# PROBLEM DETAILS:
Rewrite every line of the material below as a numbered list, skipping blank lines and leaving out the pictures.

=======

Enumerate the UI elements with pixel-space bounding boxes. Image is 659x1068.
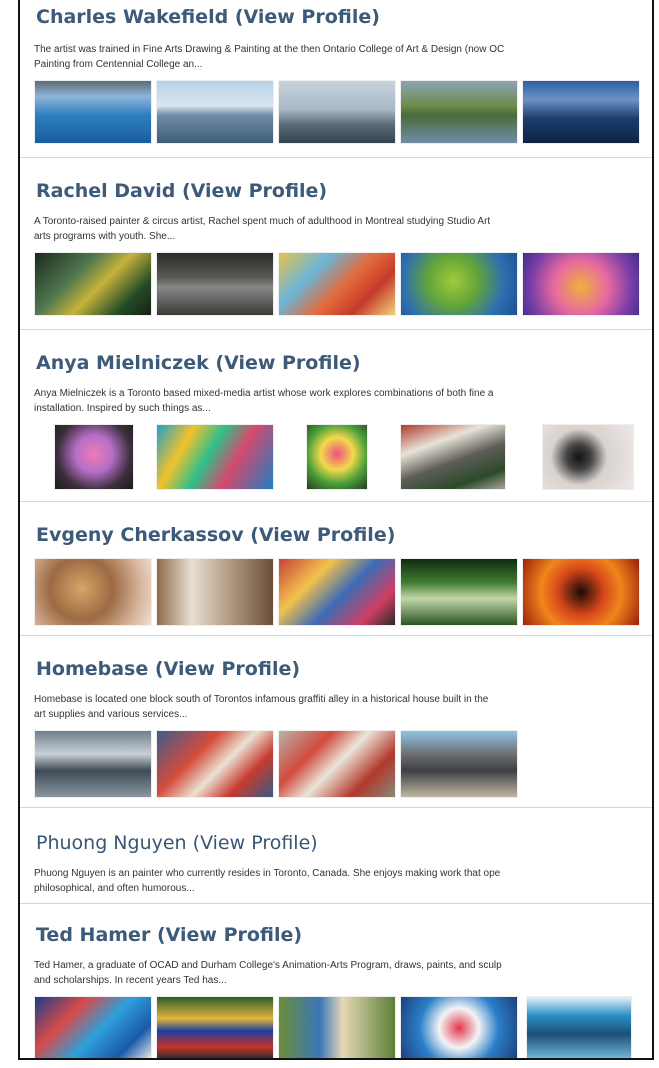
artwork-thumbnail[interactable]: [400, 424, 506, 490]
artist-card-anya-mielniczek: Anya Mielniczek (View Profile) Anya Miel…: [20, 330, 652, 502]
artist-description: Homebase is located one block south of T…: [34, 692, 652, 722]
view-profile-link[interactable]: (View Profile): [215, 352, 360, 374]
artwork-thumbnail[interactable]: [278, 558, 396, 626]
description-line: installation. Inspired by such things as…: [34, 403, 211, 414]
artist-name-link[interactable]: Homebase (View Profile): [36, 658, 300, 680]
view-profile-link[interactable]: (View Profile): [250, 524, 395, 546]
artist-name-link[interactable]: Ted Hamer (View Profile): [36, 924, 302, 946]
description-line: A Toronto-raised painter & circus artist…: [34, 216, 491, 227]
artist-name: Charles Wakefield: [36, 6, 229, 28]
artwork-thumbnail[interactable]: [278, 252, 396, 316]
artist-name-link[interactable]: Anya Mielniczek (View Profile): [36, 352, 361, 374]
artwork-thumbnails: [34, 252, 652, 316]
artwork-thumbnail[interactable]: [34, 252, 152, 316]
artwork-thumbnail[interactable]: [34, 996, 152, 1058]
artwork-thumbnails: [34, 996, 652, 1058]
view-profile-link[interactable]: (View Profile): [182, 180, 327, 202]
artwork-thumbnails: [34, 730, 652, 798]
artwork-thumbnail[interactable]: [156, 558, 274, 626]
description-line: Anya Mielniczek is a Toronto based mixed…: [34, 388, 494, 399]
artwork-thumbnail[interactable]: [400, 730, 518, 798]
artist-description: Phuong Nguyen is an painter who currentl…: [34, 866, 652, 896]
artwork-thumbnails: [34, 424, 652, 492]
artwork-thumbnail[interactable]: [34, 80, 152, 144]
artwork-thumbnail[interactable]: [400, 558, 518, 626]
artist-name-link[interactable]: Charles Wakefield (View Profile): [36, 6, 380, 28]
description-line: Painting from Centennial College an...: [34, 59, 203, 70]
view-profile-link[interactable]: (View Profile): [155, 658, 300, 680]
view-profile-link[interactable]: (View Profile): [157, 924, 302, 946]
artist-name: Phuong Nguyen: [36, 832, 187, 854]
description-line: philosophical, and often humorous...: [34, 883, 195, 894]
artwork-thumbnail[interactable]: [156, 80, 274, 144]
description-line: Homebase is located one block south of T…: [34, 694, 489, 705]
artwork-thumbnail[interactable]: [542, 424, 634, 490]
description-line: The artist was trained in Fine Arts Draw…: [34, 44, 505, 55]
artist-name: Evgeny Cherkassov: [36, 524, 244, 546]
artwork-thumbnail[interactable]: [156, 730, 274, 798]
artist-card-ted-hamer: Ted Hamer (View Profile) Ted Hamer, a gr…: [20, 904, 652, 1058]
artwork-thumbnails: [34, 80, 652, 144]
artist-name-link[interactable]: Phuong Nguyen (View Profile): [36, 832, 318, 854]
artwork-thumbnail[interactable]: [526, 996, 632, 1058]
artwork-thumbnail[interactable]: [400, 252, 518, 316]
artist-name-link[interactable]: Evgeny Cherkassov (View Profile): [36, 524, 395, 546]
artist-card-charles-wakefield: Charles Wakefield (View Profile) The art…: [20, 0, 652, 158]
artist-card-evgeny-cherkassov: Evgeny Cherkassov (View Profile): [20, 502, 652, 636]
artist-name-link[interactable]: Rachel David (View Profile): [36, 180, 327, 202]
artwork-thumbnail[interactable]: [522, 252, 640, 316]
description-line: and scholarships. In recent years Ted ha…: [34, 975, 227, 986]
artwork-thumbnail[interactable]: [306, 424, 368, 490]
artwork-thumbnail[interactable]: [156, 996, 274, 1058]
artwork-thumbnail[interactable]: [278, 730, 396, 798]
description-line: Ted Hamer, a graduate of OCAD and Durham…: [34, 960, 502, 971]
artist-name: Homebase: [36, 658, 149, 680]
artist-list: Charles Wakefield (View Profile) The art…: [18, 0, 654, 1060]
artwork-thumbnails: [34, 558, 652, 626]
artist-description: Ted Hamer, a graduate of OCAD and Durham…: [34, 958, 652, 988]
artwork-thumbnail[interactable]: [34, 730, 152, 798]
artwork-thumbnail[interactable]: [278, 80, 396, 144]
view-profile-link[interactable]: (View Profile): [235, 6, 380, 28]
view-profile-link[interactable]: (View Profile): [193, 832, 318, 854]
artwork-thumbnail[interactable]: [400, 80, 518, 144]
artwork-thumbnail[interactable]: [400, 996, 518, 1058]
artwork-thumbnail[interactable]: [54, 424, 134, 490]
artwork-thumbnail[interactable]: [522, 80, 640, 144]
artwork-thumbnail[interactable]: [278, 996, 396, 1058]
description-line: arts programs with youth. She...: [34, 231, 176, 242]
artist-name: Anya Mielniczek: [36, 352, 209, 374]
artist-description: Anya Mielniczek is a Toronto based mixed…: [34, 386, 652, 416]
artist-description: A Toronto-raised painter & circus artist…: [34, 214, 652, 244]
artwork-thumbnail[interactable]: [156, 252, 274, 316]
description-line: Phuong Nguyen is an painter who currentl…: [34, 868, 501, 879]
description-line: art supplies and various services...: [34, 709, 188, 720]
artwork-thumbnail[interactable]: [34, 558, 152, 626]
artist-name: Rachel David: [36, 180, 176, 202]
artist-description: The artist was trained in Fine Arts Draw…: [34, 42, 652, 72]
artwork-thumbnail[interactable]: [156, 424, 274, 490]
artist-card-phuong-nguyen: Phuong Nguyen (View Profile) Phuong Nguy…: [20, 808, 652, 904]
artist-card-rachel-david: Rachel David (View Profile) A Toronto-ra…: [20, 158, 652, 330]
artist-card-homebase: Homebase (View Profile) Homebase is loca…: [20, 636, 652, 808]
artwork-thumbnail[interactable]: [522, 558, 640, 626]
artist-name: Ted Hamer: [36, 924, 151, 946]
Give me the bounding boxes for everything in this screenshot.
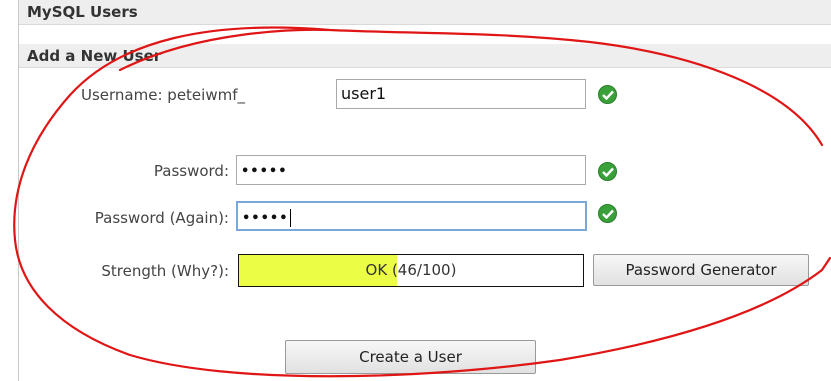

=======

# RESPONSE TO THIS TASK:
1. Enumerate the UI elements with pixel-space bounding boxes. Image is 659x1068.
2. artwork-thumbnail[interactable]: [400, 424, 506, 490]
3. artist-card-anya-mielniczek: Anya Mielniczek (View Profile) Anya Miel…: [20, 330, 652, 502]
4. artist-description: Homebase is located one block south of T…: [34, 692, 652, 722]
5. view-profile-link[interactable]: (View Profile): [215, 352, 360, 374]
6. artwork-thumbnail[interactable]: [278, 558, 396, 626]
7. description-line: installation. Inspired by such things as…: [34, 403, 211, 414]
8. artist-name-link[interactable]: Homebase (View Profile): [36, 658, 300, 680]
9. view-profile-link[interactable]: (View Profile): [250, 524, 395, 546]
10. artist-name-link[interactable]: Ted Hamer (View Profile): [36, 924, 302, 946]
11. description-line: A Toronto-raised painter & circus artist…: [34, 216, 491, 227]
12. artist-name: Charles Wakefield: [36, 6, 229, 28]
13. artwork-thumbnail[interactable]: [278, 252, 396, 316]
14. artist-name-link[interactable]: Anya Mielniczek (View Profile): [36, 352, 361, 374]
15. artwork-thumbnails: [34, 252, 652, 316]
16. artwork-thumbnail[interactable]: [34, 252, 152, 316]
17. artwork-thumbnail[interactable]: [34, 996, 152, 1058]
18. artwork-thumbnails: [34, 996, 652, 1058]
19. view-profile-link[interactable]: (View Profile): [182, 180, 327, 202]
20. artwork-thumbnails: [34, 730, 652, 798]
21. artwork-thumbnail[interactable]: [156, 558, 274, 626]
22. description-line: Anya Mielniczek is a Toronto based mixed…: [34, 388, 494, 399]
23. artwork-thumbnail[interactable]: [400, 730, 518, 798]
24. artist-description: Phuong Nguyen is an painter who currentl…: [34, 866, 652, 896]
25. artwork-thumbnails: [34, 424, 652, 492]
26. artwork-thumbnail[interactable]: [34, 80, 152, 144]
27. artwork-thumbnail[interactable]: [400, 558, 518, 626]
28. artist-name-link[interactable]: Charles Wakefield (View Profile): [36, 6, 380, 28]
29. description-line: Painting from Centennial College an...: [34, 59, 203, 70]
30. view-profile-link[interactable]: (View Profile): [155, 658, 300, 680]
31. view-profile-link[interactable]: (View Profile): [157, 924, 302, 946]
32. artist-name: Phuong Nguyen: [36, 832, 187, 854]
33. description-line: philosophical, and often humorous...: [34, 883, 195, 894]
34. artwork-thumbnail[interactable]: [156, 80, 274, 144]
35. description-line: Homebase is located one block south of T…: [34, 694, 489, 705]
36. artwork-thumbnail[interactable]: [542, 424, 634, 490]
37. description-line: The artist was trained in Fine Arts Draw…: [34, 44, 505, 55]
38. artist-name: Evgeny Cherkassov: [36, 524, 244, 546]
39. artwork-thumbnail[interactable]: [156, 730, 274, 798]
40. artist-card-ted-hamer: Ted Hamer (View Profile) Ted Hamer, a gr…: [20, 904, 652, 1058]
41. artwork-thumbnails: [34, 80, 652, 144]
42. artist-name-link[interactable]: Phuong Nguyen (View Profile): [36, 832, 318, 854]
43. artwork-thumbnail[interactable]: [526, 996, 632, 1058]
44. artwork-thumbnail[interactable]: [400, 252, 518, 316]
45. artist-name-link[interactable]: Evgeny Cherkassov (View Profile): [36, 524, 395, 546]
46. artist-card-charles-wakefield: Charles Wakefield (View Profile) The art…: [20, 0, 652, 158]
47. artist-card-evgeny-cherkassov: Evgeny Cherkassov (View Profile): [20, 502, 652, 636]
48. artist-name-link[interactable]: Rachel David (View Profile): [36, 180, 327, 202]
49. artwork-thumbnail[interactable]: [522, 252, 640, 316]
50. description-line: and scholarships. In recent years Ted ha…: [34, 975, 227, 986]
51. artwork-thumbnail[interactable]: [306, 424, 368, 490]
52. artwork-thumbnail[interactable]: [156, 996, 274, 1058]
53. artwork-thumbnail[interactable]: [278, 730, 396, 798]
54. description-line: Ted Hamer, a graduate of OCAD and Durham…: [34, 960, 502, 971]
55. artist-name: Homebase: [36, 658, 149, 680]
56. artist-list: Charles Wakefield (View Profile) The art…: [18, 0, 654, 1060]
57. artwork-thumbnails: [34, 558, 652, 626]
58. artist-description: Ted Hamer, a graduate of OCAD and Durham…: [34, 958, 652, 988]
59. artwork-thumbnail[interactable]: [34, 730, 152, 798]
60. artwork-thumbnail[interactable]: [278, 80, 396, 144]
61. view-profile-link[interactable]: (View Profile): [235, 6, 380, 28]
62. view-profile-link[interactable]: (View Profile): [193, 832, 318, 854]
63. artwork-thumbnail[interactable]: [400, 80, 518, 144]
64. artwork-thumbnail[interactable]: [400, 996, 518, 1058]
65. artwork-thumbnail[interactable]: [54, 424, 134, 490]
66. artwork-thumbnail[interactable]: [522, 80, 640, 144]
67. artwork-thumbnail[interactable]: [278, 996, 396, 1058]
68. description-line: arts programs with youth. She...: [34, 231, 176, 242]
69. artist-name: Anya Mielniczek: [36, 352, 209, 374]
70. artist-description: Anya Mielniczek is a Toronto based mixed…: [34, 386, 652, 416]
71. artist-description: A Toronto-raised painter & circus artist…: [34, 214, 652, 244]
72. artwork-thumbnail[interactable]: [156, 252, 274, 316]
73. description-line: Phuong Nguyen is an painter who currentl…: [34, 868, 501, 879]
74. description-line: art supplies and various services...: [34, 709, 188, 720]
75. artwork-thumbnail[interactable]: [34, 558, 152, 626]
76. artist-name: Rachel David: [36, 180, 176, 202]
77. artist-description: The artist was trained in Fine Arts Draw…: [34, 42, 652, 72]
78. artwork-thumbnail[interactable]: [156, 424, 274, 490]
79. artist-card-phuong-nguyen: Phuong Nguyen (View Profile) Phuong Nguy…: [20, 808, 652, 904]
80. artist-card-rachel-david: Rachel David (View Profile) A Toronto-ra…: [20, 158, 652, 330]
81. artist-card-homebase: Homebase (View Profile) Homebase is loca…: [20, 636, 652, 808]
82. artwork-thumbnail[interactable]: [522, 558, 640, 626]
83. artist-name: Ted Hamer: [36, 924, 151, 946]
84. Give me the bounding boxes for everything in this screenshot.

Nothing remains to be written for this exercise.